Reproduce all of the data exactly, with no line skipped.

..........

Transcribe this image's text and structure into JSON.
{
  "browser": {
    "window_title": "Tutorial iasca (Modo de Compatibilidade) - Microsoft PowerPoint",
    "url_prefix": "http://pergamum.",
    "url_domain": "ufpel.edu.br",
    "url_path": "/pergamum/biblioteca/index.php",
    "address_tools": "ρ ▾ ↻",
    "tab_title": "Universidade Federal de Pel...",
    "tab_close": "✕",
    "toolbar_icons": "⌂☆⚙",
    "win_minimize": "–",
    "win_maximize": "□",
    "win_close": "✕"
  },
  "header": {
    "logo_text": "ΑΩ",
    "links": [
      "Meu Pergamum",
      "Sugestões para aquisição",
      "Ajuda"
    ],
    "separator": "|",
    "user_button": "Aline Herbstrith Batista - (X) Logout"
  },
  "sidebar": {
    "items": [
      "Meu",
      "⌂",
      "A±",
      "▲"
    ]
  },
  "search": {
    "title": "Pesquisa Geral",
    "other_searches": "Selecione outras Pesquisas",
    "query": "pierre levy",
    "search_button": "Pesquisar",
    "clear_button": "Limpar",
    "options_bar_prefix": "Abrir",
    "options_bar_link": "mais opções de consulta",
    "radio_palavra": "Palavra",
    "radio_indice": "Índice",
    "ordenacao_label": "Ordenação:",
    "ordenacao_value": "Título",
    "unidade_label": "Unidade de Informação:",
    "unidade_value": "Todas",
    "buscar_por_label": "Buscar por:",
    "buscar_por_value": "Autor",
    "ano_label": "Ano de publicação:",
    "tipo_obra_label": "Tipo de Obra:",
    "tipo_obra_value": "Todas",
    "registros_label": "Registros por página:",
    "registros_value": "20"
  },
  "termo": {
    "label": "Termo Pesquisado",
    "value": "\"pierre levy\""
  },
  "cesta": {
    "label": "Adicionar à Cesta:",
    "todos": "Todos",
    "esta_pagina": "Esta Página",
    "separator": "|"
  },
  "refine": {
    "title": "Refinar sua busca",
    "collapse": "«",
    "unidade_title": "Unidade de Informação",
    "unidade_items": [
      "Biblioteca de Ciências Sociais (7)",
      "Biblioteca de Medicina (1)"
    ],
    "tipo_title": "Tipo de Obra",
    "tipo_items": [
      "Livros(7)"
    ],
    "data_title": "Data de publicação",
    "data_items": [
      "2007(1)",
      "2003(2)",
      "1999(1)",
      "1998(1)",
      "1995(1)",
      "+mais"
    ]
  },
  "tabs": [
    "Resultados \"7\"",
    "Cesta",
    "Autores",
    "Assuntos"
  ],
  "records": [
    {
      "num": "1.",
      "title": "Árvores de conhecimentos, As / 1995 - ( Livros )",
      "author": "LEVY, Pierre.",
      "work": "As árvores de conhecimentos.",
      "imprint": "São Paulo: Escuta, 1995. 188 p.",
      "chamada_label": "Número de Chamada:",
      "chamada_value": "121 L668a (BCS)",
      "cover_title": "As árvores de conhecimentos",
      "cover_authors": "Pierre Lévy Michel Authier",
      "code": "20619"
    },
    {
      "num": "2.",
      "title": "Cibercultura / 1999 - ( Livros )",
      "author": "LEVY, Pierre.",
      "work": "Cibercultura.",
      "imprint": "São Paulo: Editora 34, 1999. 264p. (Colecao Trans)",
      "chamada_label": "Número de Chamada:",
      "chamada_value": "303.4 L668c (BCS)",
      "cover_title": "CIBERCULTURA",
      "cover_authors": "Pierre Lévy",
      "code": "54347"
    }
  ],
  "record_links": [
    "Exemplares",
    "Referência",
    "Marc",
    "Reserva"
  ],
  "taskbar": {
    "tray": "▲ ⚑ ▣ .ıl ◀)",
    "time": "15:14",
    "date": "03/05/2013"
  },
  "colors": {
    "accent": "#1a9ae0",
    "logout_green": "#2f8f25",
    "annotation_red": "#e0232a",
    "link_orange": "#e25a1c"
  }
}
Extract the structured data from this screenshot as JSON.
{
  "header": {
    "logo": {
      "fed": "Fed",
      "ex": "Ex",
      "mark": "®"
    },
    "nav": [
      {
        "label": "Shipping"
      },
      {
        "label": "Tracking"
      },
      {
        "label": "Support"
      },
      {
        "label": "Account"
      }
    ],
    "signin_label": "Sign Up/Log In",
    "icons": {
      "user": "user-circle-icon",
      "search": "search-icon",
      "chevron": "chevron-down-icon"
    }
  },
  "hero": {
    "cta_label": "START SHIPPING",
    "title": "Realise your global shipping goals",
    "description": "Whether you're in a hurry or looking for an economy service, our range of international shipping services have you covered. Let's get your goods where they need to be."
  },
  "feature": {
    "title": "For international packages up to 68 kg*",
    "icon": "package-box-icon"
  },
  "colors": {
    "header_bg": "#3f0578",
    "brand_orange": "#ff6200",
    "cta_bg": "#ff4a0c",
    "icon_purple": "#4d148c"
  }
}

..........

# [Finished task]
Transcribe this image's text and structure into JSON.
{
  "browser": {
    "window_title": "Tutorial iasca (Modo de Compatibilidade) - Microsoft PowerPoint",
    "url_prefix": "http://pergamum.",
    "url_domain": "ufpel.edu.br",
    "url_path": "/pergamum/biblioteca/index.php",
    "address_tools": "ρ ▾ ↻",
    "tab_title": "Universidade Federal de Pel...",
    "tab_close": "✕",
    "toolbar_icons": "⌂☆⚙",
    "win_minimize": "–",
    "win_maximize": "□",
    "win_close": "✕"
  },
  "header": {
    "logo_text": "ΑΩ",
    "links": [
      "Meu Pergamum",
      "Sugestões para aquisição",
      "Ajuda"
    ],
    "separator": "|",
    "user_button": "Aline Herbstrith Batista - (X) Logout"
  },
  "sidebar": {
    "items": [
      "Meu",
      "⌂",
      "A±",
      "▲"
    ]
  },
  "search": {
    "title": "Pesquisa Geral",
    "other_searches": "Selecione outras Pesquisas",
    "query": "pierre levy",
    "search_button": "Pesquisar",
    "clear_button": "Limpar",
    "options_bar_prefix": "Abrir",
    "options_bar_link": "mais opções de consulta",
    "radio_palavra": "Palavra",
    "radio_indice": "Índice",
    "ordenacao_label": "Ordenação:",
    "ordenacao_value": "Título",
    "unidade_label": "Unidade de Informação:",
    "unidade_value": "Todas",
    "buscar_por_label": "Buscar por:",
    "buscar_por_value": "Autor",
    "ano_label": "Ano de publicação:",
    "tipo_obra_label": "Tipo de Obra:",
    "tipo_obra_value": "Todas",
    "registros_label": "Registros por página:",
    "registros_value": "20"
  },
  "termo": {
    "label": "Termo Pesquisado",
    "value": "\"pierre levy\""
  },
  "cesta": {
    "label": "Adicionar à Cesta:",
    "todos": "Todos",
    "esta_pagina": "Esta Página",
    "separator": "|"
  },
  "refine": {
    "title": "Refinar sua busca",
    "collapse": "«",
    "unidade_title": "Unidade de Informação",
    "unidade_items": [
      "Biblioteca de Ciências Sociais (7)",
      "Biblioteca de Medicina (1)"
    ],
    "tipo_title": "Tipo de Obra",
    "tipo_items": [
      "Livros(7)"
    ],
    "data_title": "Data de publicação",
    "data_items": [
      "2007(1)",
      "2003(2)",
      "1999(1)",
      "1998(1)",
      "1995(1)",
      "+mais"
    ]
  },
  "tabs": [
    "Resultados \"7\"",
    "Cesta",
    "Autores",
    "Assuntos"
  ],
  "records": [
    {
      "num": "1.",
      "title": "Árvores de conhecimentos, As / 1995 - ( Livros )",
      "author": "LEVY, Pierre.",
      "work": "As árvores de conhecimentos.",
      "imprint": "São Paulo: Escuta, 1995. 188 p.",
      "chamada_label": "Número de Chamada:",
      "chamada_value": "121 L668a (BCS)",
      "cover_title": "As árvores de conhecimentos",
      "cover_authors": "Pierre Lévy Michel Authier",
      "code": "20619"
    },
    {
      "num": "2.",
      "title": "Cibercultura / 1999 - ( Livros )",
      "author": "LEVY, Pierre.",
      "work": "Cibercultura.",
      "imprint": "São Paulo: Editora 34, 1999. 264p. (Colecao Trans)",
      "chamada_label": "Número de Chamada:",
      "chamada_value": "303.4 L668c (BCS)",
      "cover_title": "CIBERCULTURA",
      "cover_authors": "Pierre Lévy",
      "code": "54347"
    }
  ],
  "record_links": [
    "Exemplares",
    "Referência",
    "Marc",
    "Reserva"
  ],
  "taskbar": {
    "tray": "▲ ⚑ ▣ .ıl ◀)",
    "time": "15:14",
    "date": "03/05/2013"
  },
  "colors": {
    "accent": "#1a9ae0",
    "logout_green": "#2f8f25",
    "annotation_red": "#e0232a",
    "link_orange": "#e25a1c"
  }
}
Extract the structured data from this screenshot as JSON.
{
  "header": {
    "logo": {
      "fed": "Fed",
      "ex": "Ex",
      "mark": "®"
    },
    "nav": [
      {
        "label": "Shipping"
      },
      {
        "label": "Tracking"
      },
      {
        "label": "Support"
      },
      {
        "label": "Account"
      }
    ],
    "signin_label": "Sign Up/Log In",
    "icons": {
      "user": "user-circle-icon",
      "search": "search-icon",
      "chevron": "chevron-down-icon"
    }
  },
  "hero": {
    "cta_label": "START SHIPPING",
    "title": "Realise your global shipping goals",
    "description": "Whether you're in a hurry or looking for an economy service, our range of international shipping services have you covered. Let's get your goods where they need to be."
  },
  "feature": {
    "title": "For international packages up to 68 kg*",
    "icon": "package-box-icon"
  },
  "colors": {
    "header_bg": "#3f0578",
    "brand_orange": "#ff6200",
    "cta_bg": "#ff4a0c",
    "icon_purple": "#4d148c"
  }
}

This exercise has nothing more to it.